▶ DATASET ENTRIES:
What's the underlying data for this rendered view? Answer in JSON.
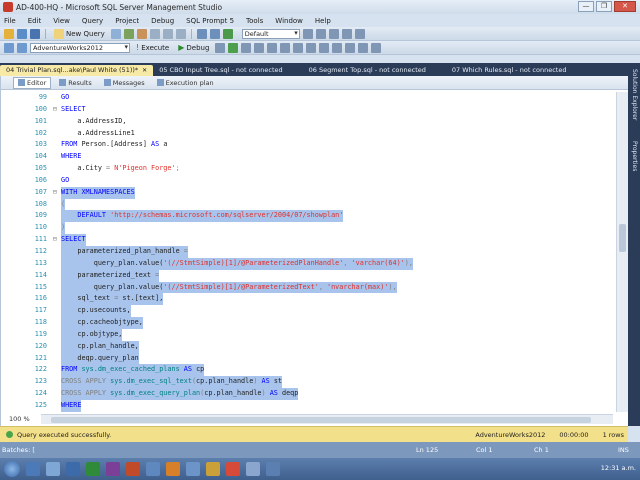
{
  "window": {
    "title": "AD-400-HQ - Microsoft SQL Server Management Studio",
    "buttons": [
      "—",
      "❐",
      "✕"
    ]
  },
  "menu": [
    "File",
    "Edit",
    "View",
    "Query",
    "Project",
    "Debug",
    "SQL Prompt 5",
    "Tools",
    "Window",
    "Help"
  ],
  "toolbar": {
    "new_query": "New Query",
    "config_combo": "Default",
    "database_combo": "AdventureWorks2012",
    "execute": "Execute",
    "debug": "Debug"
  },
  "doc_tabs": [
    {
      "label": "04 Trivial Plan.sql...ake\\Paul White (51))*",
      "active": true,
      "close": "✕"
    },
    {
      "label": "05 CBO Input Tree.sql - not connected",
      "active": false
    },
    {
      "label": "06 Segment Top.sql - not connected",
      "active": false
    },
    {
      "label": "07 Which Rules.sql - not connected",
      "active": false
    }
  ],
  "sub_tabs": [
    {
      "label": "Editor",
      "active": true
    },
    {
      "label": "Results",
      "active": false
    },
    {
      "label": "Messages",
      "active": false
    },
    {
      "label": "Execution plan",
      "active": false
    }
  ],
  "code_lines": [
    {
      "n": "99",
      "g": "",
      "sel": false,
      "parts": [
        [
          "kw",
          "GO"
        ]
      ]
    },
    {
      "n": "100",
      "g": "⊟",
      "sel": false,
      "parts": [
        [
          "kw",
          "SELECT"
        ]
      ]
    },
    {
      "n": "101",
      "g": "",
      "sel": false,
      "parts": [
        [
          "tx",
          "    a.AddressID,"
        ]
      ]
    },
    {
      "n": "102",
      "g": "",
      "sel": false,
      "parts": [
        [
          "tx",
          "    a.AddressLine1"
        ]
      ]
    },
    {
      "n": "103",
      "g": "",
      "sel": false,
      "parts": [
        [
          "kw",
          "FROM "
        ],
        [
          "tx",
          "Person.[Address] "
        ],
        [
          "kw",
          "AS "
        ],
        [
          "tx",
          "a"
        ]
      ]
    },
    {
      "n": "104",
      "g": "",
      "sel": false,
      "parts": [
        [
          "kw",
          "WHERE"
        ]
      ]
    },
    {
      "n": "105",
      "g": "",
      "sel": false,
      "parts": [
        [
          "tx",
          "    a.City "
        ],
        [
          "gr",
          "= "
        ],
        [
          "str",
          "N'Pigeon Forge'"
        ],
        [
          "gr",
          ";"
        ]
      ]
    },
    {
      "n": "106",
      "g": "",
      "sel": false,
      "parts": [
        [
          "kw",
          "GO"
        ]
      ]
    },
    {
      "n": "107",
      "g": "⊟",
      "sel": true,
      "parts": [
        [
          "kw",
          "WITH XMLNAMESPACES"
        ]
      ]
    },
    {
      "n": "108",
      "g": "",
      "sel": true,
      "parts": [
        [
          "gr",
          "("
        ]
      ]
    },
    {
      "n": "109",
      "g": "",
      "sel": true,
      "parts": [
        [
          "kw",
          "    DEFAULT "
        ],
        [
          "str",
          "'http://schemas.microsoft.com/sqlserver/2004/07/showplan'"
        ]
      ]
    },
    {
      "n": "110",
      "g": "",
      "sel": true,
      "parts": [
        [
          "gr",
          ")"
        ]
      ]
    },
    {
      "n": "111",
      "g": "⊟",
      "sel": true,
      "parts": [
        [
          "kw",
          "SELECT"
        ]
      ]
    },
    {
      "n": "112",
      "g": "",
      "sel": true,
      "parts": [
        [
          "tx",
          "    parameterized_plan_handle "
        ],
        [
          "gr",
          "="
        ]
      ]
    },
    {
      "n": "113",
      "g": "",
      "sel": true,
      "parts": [
        [
          "tx",
          "        query_plan.value("
        ],
        [
          "str",
          "'(//StmtSimple)[1]/@ParameterizedPlanHandle'"
        ],
        [
          "gr",
          ", "
        ],
        [
          "str",
          "'varchar(64)'"
        ],
        [
          "gr",
          "),"
        ]
      ]
    },
    {
      "n": "114",
      "g": "",
      "sel": true,
      "parts": [
        [
          "tx",
          "    parameterized_text "
        ],
        [
          "gr",
          "="
        ]
      ]
    },
    {
      "n": "115",
      "g": "",
      "sel": true,
      "parts": [
        [
          "tx",
          "        query_plan.value("
        ],
        [
          "str",
          "'(//StmtSimple)[1]/@ParameterizedText'"
        ],
        [
          "gr",
          ", "
        ],
        [
          "str",
          "'nvarchar(max)'"
        ],
        [
          "gr",
          "),"
        ]
      ]
    },
    {
      "n": "116",
      "g": "",
      "sel": true,
      "parts": [
        [
          "tx",
          "    sql_text "
        ],
        [
          "gr",
          "= "
        ],
        [
          "tx",
          "st.[text],"
        ]
      ]
    },
    {
      "n": "117",
      "g": "",
      "sel": true,
      "parts": [
        [
          "tx",
          "    cp.usecounts,"
        ]
      ]
    },
    {
      "n": "118",
      "g": "",
      "sel": true,
      "parts": [
        [
          "tx",
          "    cp.cacheobjtype,"
        ]
      ]
    },
    {
      "n": "119",
      "g": "",
      "sel": true,
      "parts": [
        [
          "tx",
          "    cp.objtype,"
        ]
      ]
    },
    {
      "n": "120",
      "g": "",
      "sel": true,
      "parts": [
        [
          "tx",
          "    cp.plan_handle,"
        ]
      ]
    },
    {
      "n": "121",
      "g": "",
      "sel": true,
      "parts": [
        [
          "tx",
          "    deqp.query_plan"
        ]
      ]
    },
    {
      "n": "122",
      "g": "",
      "sel": true,
      "parts": [
        [
          "kw",
          "FROM "
        ],
        [
          "obj",
          "sys.dm_exec_cached_plans "
        ],
        [
          "kw",
          "AS "
        ],
        [
          "tx",
          "cp"
        ]
      ]
    },
    {
      "n": "123",
      "g": "",
      "sel": true,
      "parts": [
        [
          "gr",
          "CROSS APPLY "
        ],
        [
          "obj",
          "sys.dm_exec_sql_text"
        ],
        [
          "gr",
          "("
        ],
        [
          "tx",
          "cp.plan_handle"
        ],
        [
          "gr",
          ") "
        ],
        [
          "kw",
          "AS "
        ],
        [
          "tx",
          "st"
        ]
      ]
    },
    {
      "n": "124",
      "g": "",
      "sel": true,
      "parts": [
        [
          "gr",
          "CROSS APPLY "
        ],
        [
          "obj",
          "sys.dm_exec_query_plan"
        ],
        [
          "gr",
          "("
        ],
        [
          "tx",
          "cp.plan_handle"
        ],
        [
          "gr",
          ") "
        ],
        [
          "kw",
          "AS "
        ],
        [
          "tx",
          "deqp"
        ]
      ]
    },
    {
      "n": "125",
      "g": "",
      "sel": true,
      "parts": [
        [
          "kw",
          "WHERE"
        ]
      ]
    }
  ],
  "zoom": "100 %",
  "right_panel": [
    "Solution Explorer",
    "Properties"
  ],
  "status": {
    "message": "Query executed successfully.",
    "database": "AdventureWorks2012",
    "time": "00:00:00",
    "rows": "1 rows"
  },
  "app_status": {
    "left": "Batches: [",
    "ln": "Ln 125",
    "col": "Col 1",
    "ch": "Ch 1",
    "ins": "INS"
  },
  "tray": "12:31 a.m.",
  "colors": {
    "selection": "#a8c4ec",
    "keyword": "#0000ff",
    "string": "#e0302b",
    "status_bar": "#f3e08a"
  }
}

▶ WORK REQUIRED:
Without including any picture, repeat the data exactly.

▶ PROBLEM SOLUTION:
What's the underlying data for this rendered view? Answer in JSON.
{
  "window": {
    "title": "AD-400-HQ - Microsoft SQL Server Management Studio",
    "buttons": [
      "—",
      "❐",
      "✕"
    ]
  },
  "menu": [
    "File",
    "Edit",
    "View",
    "Query",
    "Project",
    "Debug",
    "SQL Prompt 5",
    "Tools",
    "Window",
    "Help"
  ],
  "toolbar": {
    "new_query": "New Query",
    "config_combo": "Default",
    "database_combo": "AdventureWorks2012",
    "execute": "Execute",
    "debug": "Debug"
  },
  "doc_tabs": [
    {
      "label": "04 Trivial Plan.sql...ake\\Paul White (51))*",
      "active": true,
      "close": "✕"
    },
    {
      "label": "05 CBO Input Tree.sql - not connected",
      "active": false
    },
    {
      "label": "06 Segment Top.sql - not connected",
      "active": false
    },
    {
      "label": "07 Which Rules.sql - not connected",
      "active": false
    }
  ],
  "sub_tabs": [
    {
      "label": "Editor",
      "active": true
    },
    {
      "label": "Results",
      "active": false
    },
    {
      "label": "Messages",
      "active": false
    },
    {
      "label": "Execution plan",
      "active": false
    }
  ],
  "code_lines": [
    {
      "n": "99",
      "g": "",
      "sel": false,
      "parts": [
        [
          "kw",
          "GO"
        ]
      ]
    },
    {
      "n": "100",
      "g": "⊟",
      "sel": false,
      "parts": [
        [
          "kw",
          "SELECT"
        ]
      ]
    },
    {
      "n": "101",
      "g": "",
      "sel": false,
      "parts": [
        [
          "tx",
          "    a.AddressID,"
        ]
      ]
    },
    {
      "n": "102",
      "g": "",
      "sel": false,
      "parts": [
        [
          "tx",
          "    a.AddressLine1"
        ]
      ]
    },
    {
      "n": "103",
      "g": "",
      "sel": false,
      "parts": [
        [
          "kw",
          "FROM "
        ],
        [
          "tx",
          "Person.[Address] "
        ],
        [
          "kw",
          "AS "
        ],
        [
          "tx",
          "a"
        ]
      ]
    },
    {
      "n": "104",
      "g": "",
      "sel": false,
      "parts": [
        [
          "kw",
          "WHERE"
        ]
      ]
    },
    {
      "n": "105",
      "g": "",
      "sel": false,
      "parts": [
        [
          "tx",
          "    a.City "
        ],
        [
          "gr",
          "= "
        ],
        [
          "str",
          "N'Pigeon Forge'"
        ],
        [
          "gr",
          ";"
        ]
      ]
    },
    {
      "n": "106",
      "g": "",
      "sel": false,
      "parts": [
        [
          "kw",
          "GO"
        ]
      ]
    },
    {
      "n": "107",
      "g": "⊟",
      "sel": true,
      "parts": [
        [
          "kw",
          "WITH XMLNAMESPACES"
        ]
      ]
    },
    {
      "n": "108",
      "g": "",
      "sel": true,
      "parts": [
        [
          "gr",
          "("
        ]
      ]
    },
    {
      "n": "109",
      "g": "",
      "sel": true,
      "parts": [
        [
          "kw",
          "    DEFAULT "
        ],
        [
          "str",
          "'http://schemas.microsoft.com/sqlserver/2004/07/showplan'"
        ]
      ]
    },
    {
      "n": "110",
      "g": "",
      "sel": true,
      "parts": [
        [
          "gr",
          ")"
        ]
      ]
    },
    {
      "n": "111",
      "g": "⊟",
      "sel": true,
      "parts": [
        [
          "kw",
          "SELECT"
        ]
      ]
    },
    {
      "n": "112",
      "g": "",
      "sel": true,
      "parts": [
        [
          "tx",
          "    parameterized_plan_handle "
        ],
        [
          "gr",
          "="
        ]
      ]
    },
    {
      "n": "113",
      "g": "",
      "sel": true,
      "parts": [
        [
          "tx",
          "        query_plan.value("
        ],
        [
          "str",
          "'(//StmtSimple)[1]/@ParameterizedPlanHandle'"
        ],
        [
          "gr",
          ", "
        ],
        [
          "str",
          "'varchar(64)'"
        ],
        [
          "gr",
          "),"
        ]
      ]
    },
    {
      "n": "114",
      "g": "",
      "sel": true,
      "parts": [
        [
          "tx",
          "    parameterized_text "
        ],
        [
          "gr",
          "="
        ]
      ]
    },
    {
      "n": "115",
      "g": "",
      "sel": true,
      "parts": [
        [
          "tx",
          "        query_plan.value("
        ],
        [
          "str",
          "'(//StmtSimple)[1]/@ParameterizedText'"
        ],
        [
          "gr",
          ", "
        ],
        [
          "str",
          "'nvarchar(max)'"
        ],
        [
          "gr",
          "),"
        ]
      ]
    },
    {
      "n": "116",
      "g": "",
      "sel": true,
      "parts": [
        [
          "tx",
          "    sql_text "
        ],
        [
          "gr",
          "= "
        ],
        [
          "tx",
          "st.[text],"
        ]
      ]
    },
    {
      "n": "117",
      "g": "",
      "sel": true,
      "parts": [
        [
          "tx",
          "    cp.usecounts,"
        ]
      ]
    },
    {
      "n": "118",
      "g": "",
      "sel": true,
      "parts": [
        [
          "tx",
          "    cp.cacheobjtype,"
        ]
      ]
    },
    {
      "n": "119",
      "g": "",
      "sel": true,
      "parts": [
        [
          "tx",
          "    cp.objtype,"
        ]
      ]
    },
    {
      "n": "120",
      "g": "",
      "sel": true,
      "parts": [
        [
          "tx",
          "    cp.plan_handle,"
        ]
      ]
    },
    {
      "n": "121",
      "g": "",
      "sel": true,
      "parts": [
        [
          "tx",
          "    deqp.query_plan"
        ]
      ]
    },
    {
      "n": "122",
      "g": "",
      "sel": true,
      "parts": [
        [
          "kw",
          "FROM "
        ],
        [
          "obj",
          "sys.dm_exec_cached_plans "
        ],
        [
          "kw",
          "AS "
        ],
        [
          "tx",
          "cp"
        ]
      ]
    },
    {
      "n": "123",
      "g": "",
      "sel": true,
      "parts": [
        [
          "gr",
          "CROSS APPLY "
        ],
        [
          "obj",
          "sys.dm_exec_sql_text"
        ],
        [
          "gr",
          "("
        ],
        [
          "tx",
          "cp.plan_handle"
        ],
        [
          "gr",
          ") "
        ],
        [
          "kw",
          "AS "
        ],
        [
          "tx",
          "st"
        ]
      ]
    },
    {
      "n": "124",
      "g": "",
      "sel": true,
      "parts": [
        [
          "gr",
          "CROSS APPLY "
        ],
        [
          "obj",
          "sys.dm_exec_query_plan"
        ],
        [
          "gr",
          "("
        ],
        [
          "tx",
          "cp.plan_handle"
        ],
        [
          "gr",
          ") "
        ],
        [
          "kw",
          "AS "
        ],
        [
          "tx",
          "deqp"
        ]
      ]
    },
    {
      "n": "125",
      "g": "",
      "sel": true,
      "parts": [
        [
          "kw",
          "WHERE"
        ]
      ]
    }
  ],
  "zoom": "100 %",
  "right_panel": [
    "Solution Explorer",
    "Properties"
  ],
  "status": {
    "message": "Query executed successfully.",
    "database": "AdventureWorks2012",
    "time": "00:00:00",
    "rows": "1 rows"
  },
  "app_status": {
    "left": "Batches: [",
    "ln": "Ln 125",
    "col": "Col 1",
    "ch": "Ch 1",
    "ins": "INS"
  },
  "tray": "12:31 a.m.",
  "colors": {
    "selection": "#a8c4ec",
    "keyword": "#0000ff",
    "string": "#e0302b",
    "status_bar": "#f3e08a"
  }
}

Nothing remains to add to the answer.